+++ Dataset

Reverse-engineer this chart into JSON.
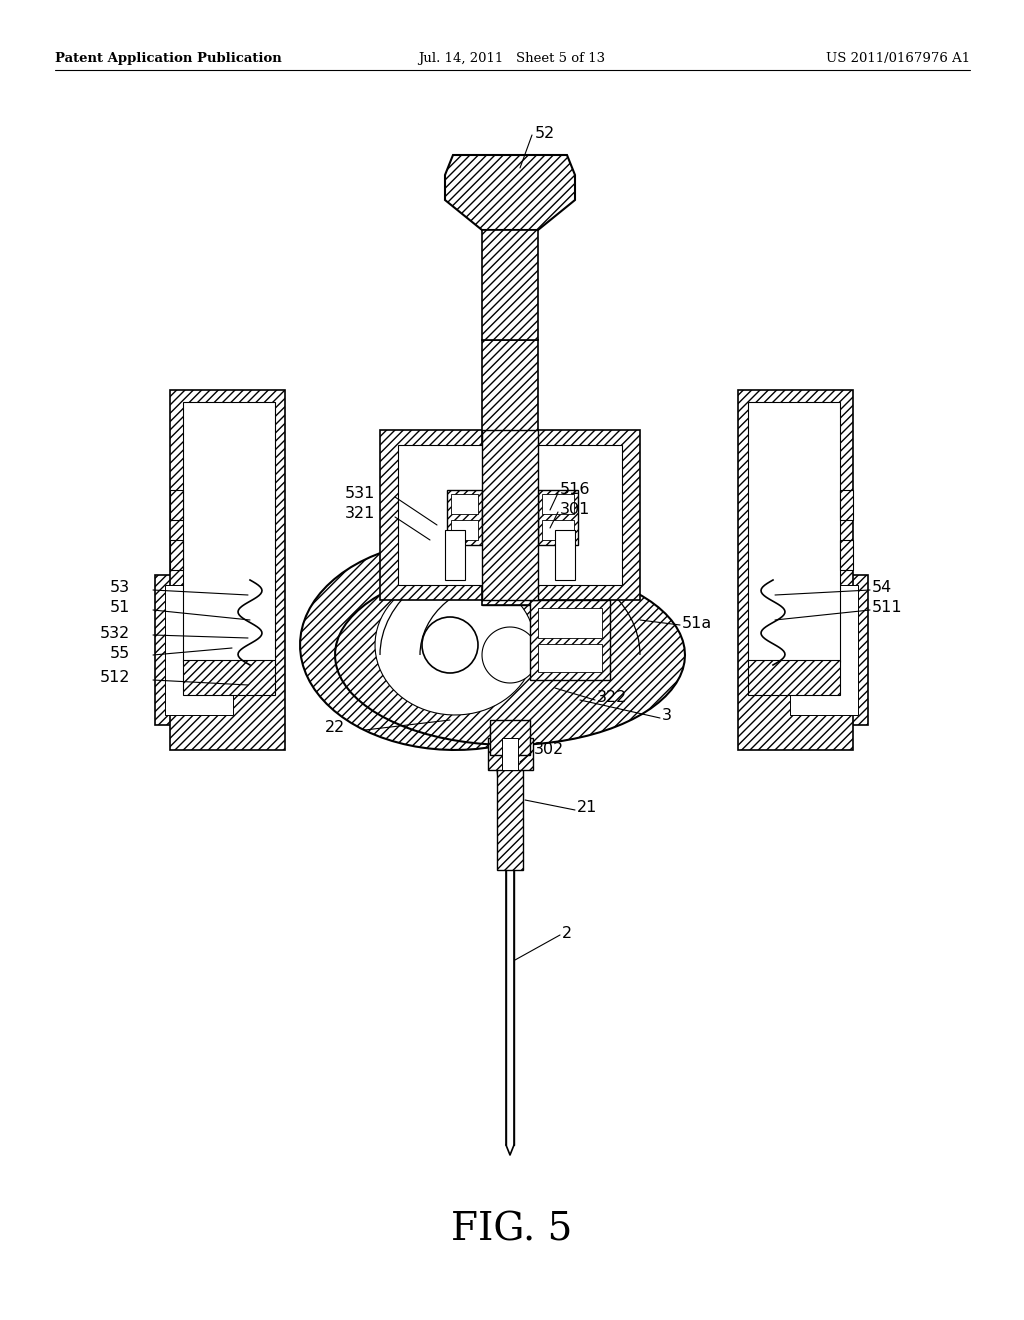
{
  "header_left": "Patent Application Publication",
  "header_center": "Jul. 14, 2011   Sheet 5 of 13",
  "header_right": "US 2011/0167976 A1",
  "figure_label": "FIG. 5",
  "bg_color": "#ffffff",
  "line_color": "#000000",
  "fig_width": 10.24,
  "fig_height": 13.2,
  "dpi": 100
}
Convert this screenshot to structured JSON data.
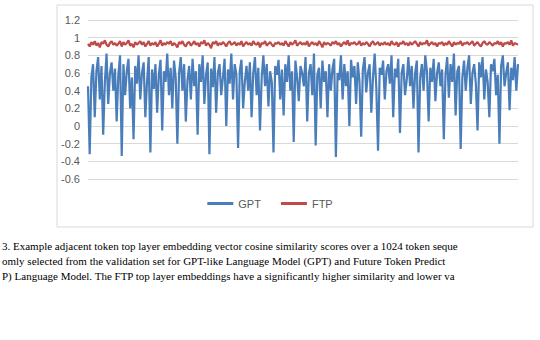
{
  "chart_data": {
    "type": "line",
    "ylim": [
      -0.6,
      1.2
    ],
    "yticks": [
      -0.6,
      -0.4,
      -0.2,
      0,
      0.2,
      0.4,
      0.6,
      0.8,
      1,
      1.2
    ],
    "grid": true,
    "legend": "bottom",
    "tick_labels": "y",
    "caption": [
      "3. Example adjacent token top layer embedding vector cosine similarity scores over a 1024 token seque",
      "omly selected from the validation set for GPT-like Language Model (GPT) and Future Token Predict",
      "P) Language Model. The FTP top layer embeddings have a significantly higher similarity and lower va"
    ],
    "series": [
      {
        "name": "GPT",
        "color": "#4a7ebb",
        "values": [
          0.45,
          -0.32,
          0.55,
          0.7,
          0.1,
          0.62,
          0.78,
          0.3,
          0.68,
          -0.1,
          0.5,
          0.82,
          0.25,
          0.6,
          0.72,
          0.4,
          0.65,
          0.05,
          0.58,
          0.8,
          -0.34,
          0.7,
          0.35,
          0.62,
          0.76,
          0.2,
          0.55,
          -0.15,
          0.68,
          0.48,
          0.8,
          0.3,
          0.6,
          0.72,
          0.1,
          0.5,
          0.78,
          -0.3,
          0.64,
          0.42,
          0.7,
          0.15,
          0.58,
          0.75,
          -0.05,
          0.62,
          0.5,
          0.82,
          0.35,
          0.66,
          0.2,
          0.74,
          0.55,
          -0.2,
          0.6,
          0.78,
          0.4,
          0.7,
          0.05,
          0.52,
          0.68,
          0.3,
          0.76,
          0.45,
          0.62,
          -0.1,
          0.7,
          0.5,
          0.8,
          0.25,
          0.58,
          0.72,
          -0.32,
          0.65,
          0.44,
          0.78,
          0.15,
          0.6,
          0.7,
          0.35,
          0.55,
          0.76,
          0.0,
          0.64,
          0.48,
          0.82,
          0.3,
          0.7,
          0.58,
          -0.25,
          0.62,
          0.75,
          0.2,
          0.5,
          0.68,
          0.4,
          0.72,
          0.1,
          0.6,
          0.78,
          0.35,
          0.66,
          -0.05,
          0.55,
          0.8,
          0.45,
          0.7,
          0.22,
          0.62,
          0.5,
          -0.3,
          0.68,
          0.58,
          0.75,
          0.3,
          0.64,
          0.12,
          0.7,
          0.5,
          0.8,
          0.4,
          0.62,
          -0.18,
          0.74,
          0.55,
          0.28,
          0.68,
          0.6,
          0.45,
          0.78,
          0.05,
          0.6,
          0.7,
          0.35,
          0.82,
          -0.22,
          0.58,
          0.66,
          0.2,
          0.74,
          0.5,
          0.62,
          0.1,
          0.7,
          0.4,
          0.65,
          0.76,
          -0.35,
          0.6,
          0.52,
          0.8,
          0.3,
          0.7,
          0.45,
          0.62,
          0.0,
          0.75,
          0.55,
          0.68,
          0.25,
          0.72,
          0.5,
          -0.12,
          0.64,
          0.78,
          0.38,
          0.6,
          0.7,
          0.15,
          0.55,
          0.82,
          0.42,
          -0.28,
          0.66,
          0.58,
          0.74,
          0.3,
          0.62,
          0.7,
          0.48,
          0.8,
          0.1,
          0.65,
          0.55,
          0.76,
          -0.08,
          0.6,
          0.7,
          0.35,
          0.52,
          0.78,
          0.45,
          0.68,
          0.2,
          0.6,
          0.74,
          -0.3,
          0.55,
          0.7,
          0.4,
          0.8,
          0.62,
          0.05,
          0.66,
          0.5,
          0.76,
          0.28,
          0.6,
          0.72,
          0.45,
          0.64,
          -0.15,
          0.58,
          0.78,
          0.32,
          0.7,
          0.5,
          0.82,
          0.12,
          0.62,
          0.68,
          -0.26,
          0.55,
          0.74,
          0.4,
          0.66,
          0.8,
          0.25,
          0.6,
          0.7,
          0.48,
          -0.05,
          0.72,
          0.55,
          0.78,
          0.3,
          0.64,
          0.5,
          0.1,
          0.7,
          0.62,
          0.76,
          0.35,
          0.58,
          -0.2,
          0.68,
          0.8,
          0.45,
          0.6,
          0.72,
          0.18,
          0.66,
          0.52,
          0.78,
          0.4,
          0.7
        ]
      },
      {
        "name": "FTP",
        "color": "#be4b48",
        "values": [
          0.93,
          0.9,
          0.95,
          0.92,
          0.96,
          0.91,
          0.94,
          0.89,
          0.95,
          0.93,
          0.97,
          0.92,
          0.9,
          0.94,
          0.96,
          0.92,
          0.94,
          0.91,
          0.93,
          0.96,
          0.9,
          0.95,
          0.92,
          0.94,
          0.97,
          0.91,
          0.93,
          0.89,
          0.95,
          0.92,
          0.94,
          0.96,
          0.92,
          0.95,
          0.9,
          0.93,
          0.96,
          0.91,
          0.94,
          0.92,
          0.95,
          0.9,
          0.93,
          0.97,
          0.91,
          0.94,
          0.92,
          0.95,
          0.93,
          0.96,
          0.91,
          0.94,
          0.92,
          0.89,
          0.95,
          0.93,
          0.96,
          0.92,
          0.9,
          0.94,
          0.95,
          0.91,
          0.93,
          0.96,
          0.92,
          0.94,
          0.9,
          0.95,
          0.93,
          0.97,
          0.91,
          0.94,
          0.92,
          0.88,
          0.95,
          0.93,
          0.96,
          0.91,
          0.94,
          0.92,
          0.95,
          0.93,
          0.9,
          0.94,
          0.96,
          0.92,
          0.93,
          0.95,
          0.91,
          0.94,
          0.92,
          0.96,
          0.9,
          0.93,
          0.95,
          0.92,
          0.94,
          0.91,
          0.96,
          0.93,
          0.92,
          0.95,
          0.89,
          0.94,
          0.93,
          0.96,
          0.91,
          0.93,
          0.95,
          0.92,
          0.9,
          0.94,
          0.93,
          0.95,
          0.92,
          0.94,
          0.91,
          0.96,
          0.93,
          0.9,
          0.95,
          0.92,
          0.94,
          0.97,
          0.91,
          0.93,
          0.95,
          0.92,
          0.94,
          0.92,
          0.96,
          0.9,
          0.93,
          0.95,
          0.92,
          0.94,
          0.91,
          0.96,
          0.93,
          0.89,
          0.95,
          0.92,
          0.94,
          0.93,
          0.91,
          0.95,
          0.93,
          0.96,
          0.92,
          0.94,
          0.9,
          0.93,
          0.95,
          0.92,
          0.97,
          0.91,
          0.94,
          0.93,
          0.95,
          0.92,
          0.93,
          0.96,
          0.91,
          0.94,
          0.92,
          0.95,
          0.93,
          0.9,
          0.94,
          0.96,
          0.92,
          0.93,
          0.95,
          0.91,
          0.94,
          0.92,
          0.95,
          0.92,
          0.94,
          0.91,
          0.96,
          0.93,
          0.92,
          0.95,
          0.9,
          0.94,
          0.93,
          0.96,
          0.92,
          0.94,
          0.91,
          0.95,
          0.92,
          0.94,
          0.96,
          0.93,
          0.9,
          0.95,
          0.92,
          0.94,
          0.93,
          0.97,
          0.91,
          0.93,
          0.95,
          0.92,
          0.94,
          0.9,
          0.94,
          0.93,
          0.95,
          0.91,
          0.94,
          0.92,
          0.96,
          0.93,
          0.9,
          0.95,
          0.92,
          0.94,
          0.93,
          0.96,
          0.91,
          0.94,
          0.93,
          0.95,
          0.92,
          0.94,
          0.96,
          0.91,
          0.93,
          0.95,
          0.92,
          0.9,
          0.94,
          0.96,
          0.93,
          0.92,
          0.95,
          0.93,
          0.91,
          0.94,
          0.93,
          0.96,
          0.92,
          0.95,
          0.9,
          0.94,
          0.93,
          0.95,
          0.92,
          0.97,
          0.91,
          0.94,
          0.93,
          0.92
        ]
      }
    ]
  }
}
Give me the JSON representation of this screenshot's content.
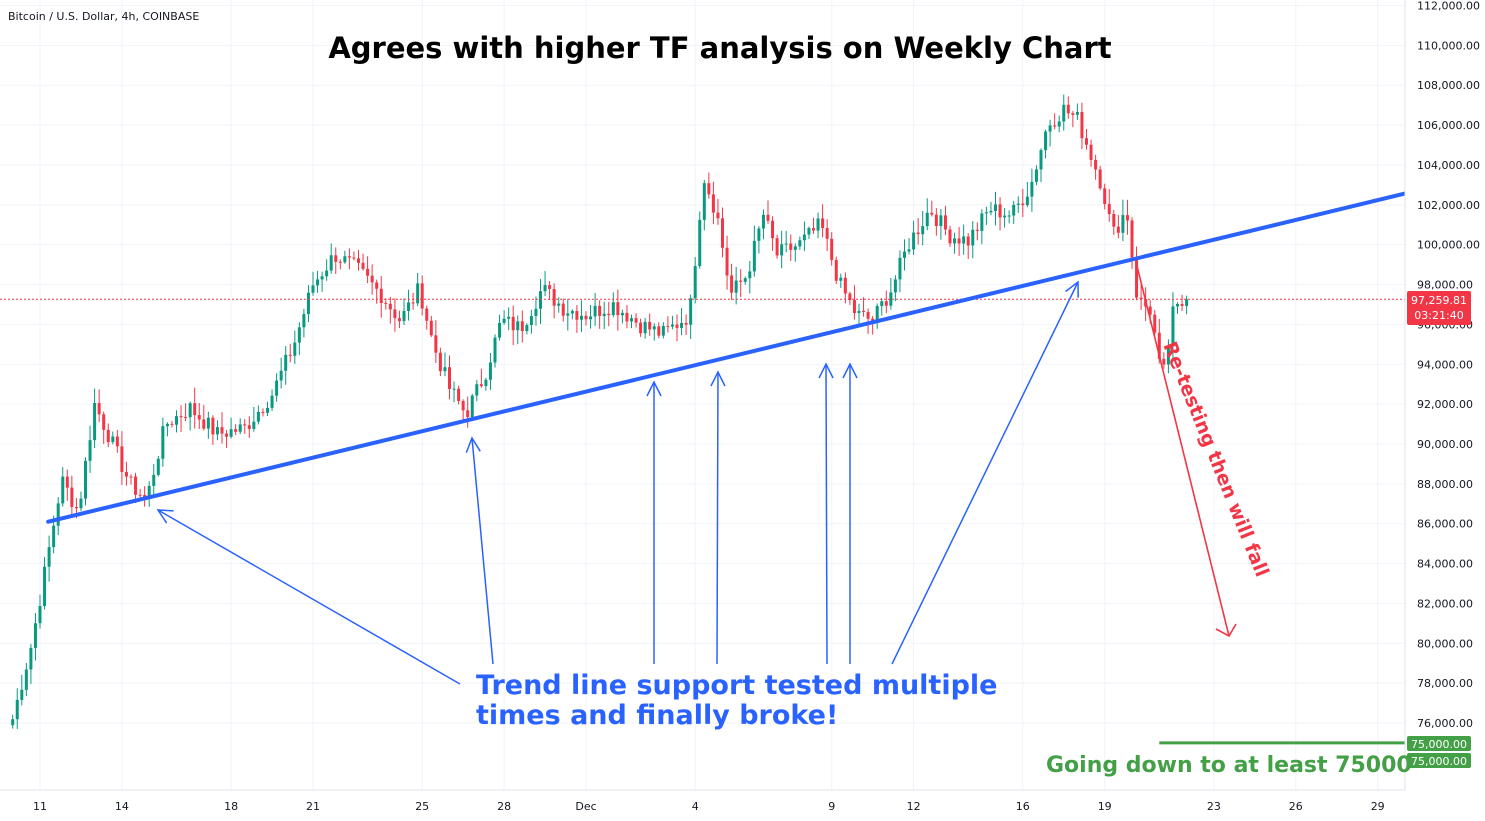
{
  "header": {
    "symbol": "Bitcoin / U.S. Dollar, 4h, COINBASE"
  },
  "colors": {
    "up": "#089981",
    "down": "#f23645",
    "trendline": "#2962ff",
    "annotation_blue": "#2962ff",
    "annotation_red": "#f23645",
    "target_green": "#43a047",
    "grid": "#f0f3fa"
  },
  "chart_data": {
    "type": "candlestick",
    "title": "Agrees with higher TF analysis on Weekly Chart",
    "ylim": [
      74000,
      112000
    ],
    "y_ticks": [
      "76,000.00",
      "78,000.00",
      "80,000.00",
      "82,000.00",
      "84,000.00",
      "86,000.00",
      "88,000.00",
      "90,000.00",
      "92,000.00",
      "94,000.00",
      "96,000.00",
      "98,000.00",
      "100,000.00",
      "102,000.00",
      "104,000.00",
      "106,000.00",
      "108,000.00",
      "110,000.00",
      "112,000.00"
    ],
    "x_ticks": [
      {
        "label": "11",
        "day": 11
      },
      {
        "label": "14",
        "day": 14
      },
      {
        "label": "18",
        "day": 18
      },
      {
        "label": "21",
        "day": 21
      },
      {
        "label": "25",
        "day": 25
      },
      {
        "label": "28",
        "day": 28
      },
      {
        "label": "Dec",
        "day": 31
      },
      {
        "label": "4",
        "day": 35
      },
      {
        "label": "9",
        "day": 40
      },
      {
        "label": "12",
        "day": 43
      },
      {
        "label": "16",
        "day": 47
      },
      {
        "label": "19",
        "day": 50
      },
      {
        "label": "23",
        "day": 54
      },
      {
        "label": "26",
        "day": 57
      },
      {
        "label": "29",
        "day": 60
      }
    ],
    "x_axis_note": "day = days counted from Nov 1; Dec ticks continue numbering (Dec 1 = 31)",
    "waypoints": [
      {
        "day": 10.0,
        "price": 76200
      },
      {
        "day": 10.7,
        "price": 80000
      },
      {
        "day": 11.3,
        "price": 84500
      },
      {
        "day": 11.8,
        "price": 88200
      },
      {
        "day": 12.4,
        "price": 86600
      },
      {
        "day": 13.0,
        "price": 92000
      },
      {
        "day": 13.5,
        "price": 90500
      },
      {
        "day": 14.3,
        "price": 88000
      },
      {
        "day": 14.9,
        "price": 87200
      },
      {
        "day": 15.6,
        "price": 91000
      },
      {
        "day": 16.5,
        "price": 91800
      },
      {
        "day": 17.5,
        "price": 90500
      },
      {
        "day": 18.5,
        "price": 90800
      },
      {
        "day": 19.5,
        "price": 92500
      },
      {
        "day": 20.3,
        "price": 95000
      },
      {
        "day": 21.0,
        "price": 98000
      },
      {
        "day": 21.8,
        "price": 99500
      },
      {
        "day": 22.6,
        "price": 98800
      },
      {
        "day": 23.5,
        "price": 97500
      },
      {
        "day": 24.2,
        "price": 96200
      },
      {
        "day": 24.9,
        "price": 97800
      },
      {
        "day": 25.4,
        "price": 95000
      },
      {
        "day": 26.0,
        "price": 92800
      },
      {
        "day": 26.6,
        "price": 91500
      },
      {
        "day": 27.3,
        "price": 93500
      },
      {
        "day": 27.9,
        "price": 96200
      },
      {
        "day": 28.6,
        "price": 95800
      },
      {
        "day": 29.4,
        "price": 97800
      },
      {
        "day": 30.2,
        "price": 96800
      },
      {
        "day": 31.0,
        "price": 96500
      },
      {
        "day": 32.0,
        "price": 97000
      },
      {
        "day": 33.0,
        "price": 96000
      },
      {
        "day": 33.8,
        "price": 95500
      },
      {
        "day": 34.8,
        "price": 96500
      },
      {
        "day": 35.3,
        "price": 103500
      },
      {
        "day": 35.8,
        "price": 101500
      },
      {
        "day": 36.3,
        "price": 97500
      },
      {
        "day": 36.9,
        "price": 98500
      },
      {
        "day": 37.5,
        "price": 101500
      },
      {
        "day": 38.0,
        "price": 99500
      },
      {
        "day": 38.8,
        "price": 100000
      },
      {
        "day": 39.6,
        "price": 101000
      },
      {
        "day": 40.3,
        "price": 98000
      },
      {
        "day": 40.9,
        "price": 96500
      },
      {
        "day": 41.5,
        "price": 96200
      },
      {
        "day": 42.2,
        "price": 97800
      },
      {
        "day": 42.8,
        "price": 100000
      },
      {
        "day": 43.6,
        "price": 101800
      },
      {
        "day": 44.3,
        "price": 100500
      },
      {
        "day": 45.0,
        "price": 100200
      },
      {
        "day": 45.8,
        "price": 101800
      },
      {
        "day": 46.6,
        "price": 101500
      },
      {
        "day": 47.3,
        "price": 103000
      },
      {
        "day": 47.9,
        "price": 106000
      },
      {
        "day": 48.5,
        "price": 106800
      },
      {
        "day": 49.0,
        "price": 106300
      },
      {
        "day": 49.5,
        "price": 104500
      },
      {
        "day": 49.9,
        "price": 103000
      },
      {
        "day": 50.3,
        "price": 100500
      },
      {
        "day": 50.8,
        "price": 101800
      },
      {
        "day": 51.2,
        "price": 97200
      },
      {
        "day": 51.7,
        "price": 96700
      },
      {
        "day": 52.1,
        "price": 93000
      },
      {
        "day": 52.5,
        "price": 96500
      },
      {
        "day": 53.0,
        "price": 97260
      }
    ],
    "last_price": 97259.81,
    "trendline": {
      "start": {
        "day": 11.3,
        "price": 86100
      },
      "end": {
        "day": 62.0,
        "price": 102900
      }
    },
    "target_line": {
      "price": 75000,
      "from_day": 52.0
    }
  },
  "price_badge": {
    "price": "97,259.81",
    "countdown": "03:21:40"
  },
  "target_badges": [
    "75,000.00",
    "75,000.00"
  ],
  "annotations": {
    "support_text_line1": "Trend line support tested multiple",
    "support_text_line2": "times and finally broke!",
    "retest_text": "Re-testing then will fall",
    "target_text": "Going down to at least 75000"
  }
}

++++++

## Your objective
Find the word "JSON" and list each line it appears in.

## Written answer
Reverse-engineer this chart into JSON.
Convert this screenshot to structured JSON data.
Give me the JSON representation of this screenshot's content.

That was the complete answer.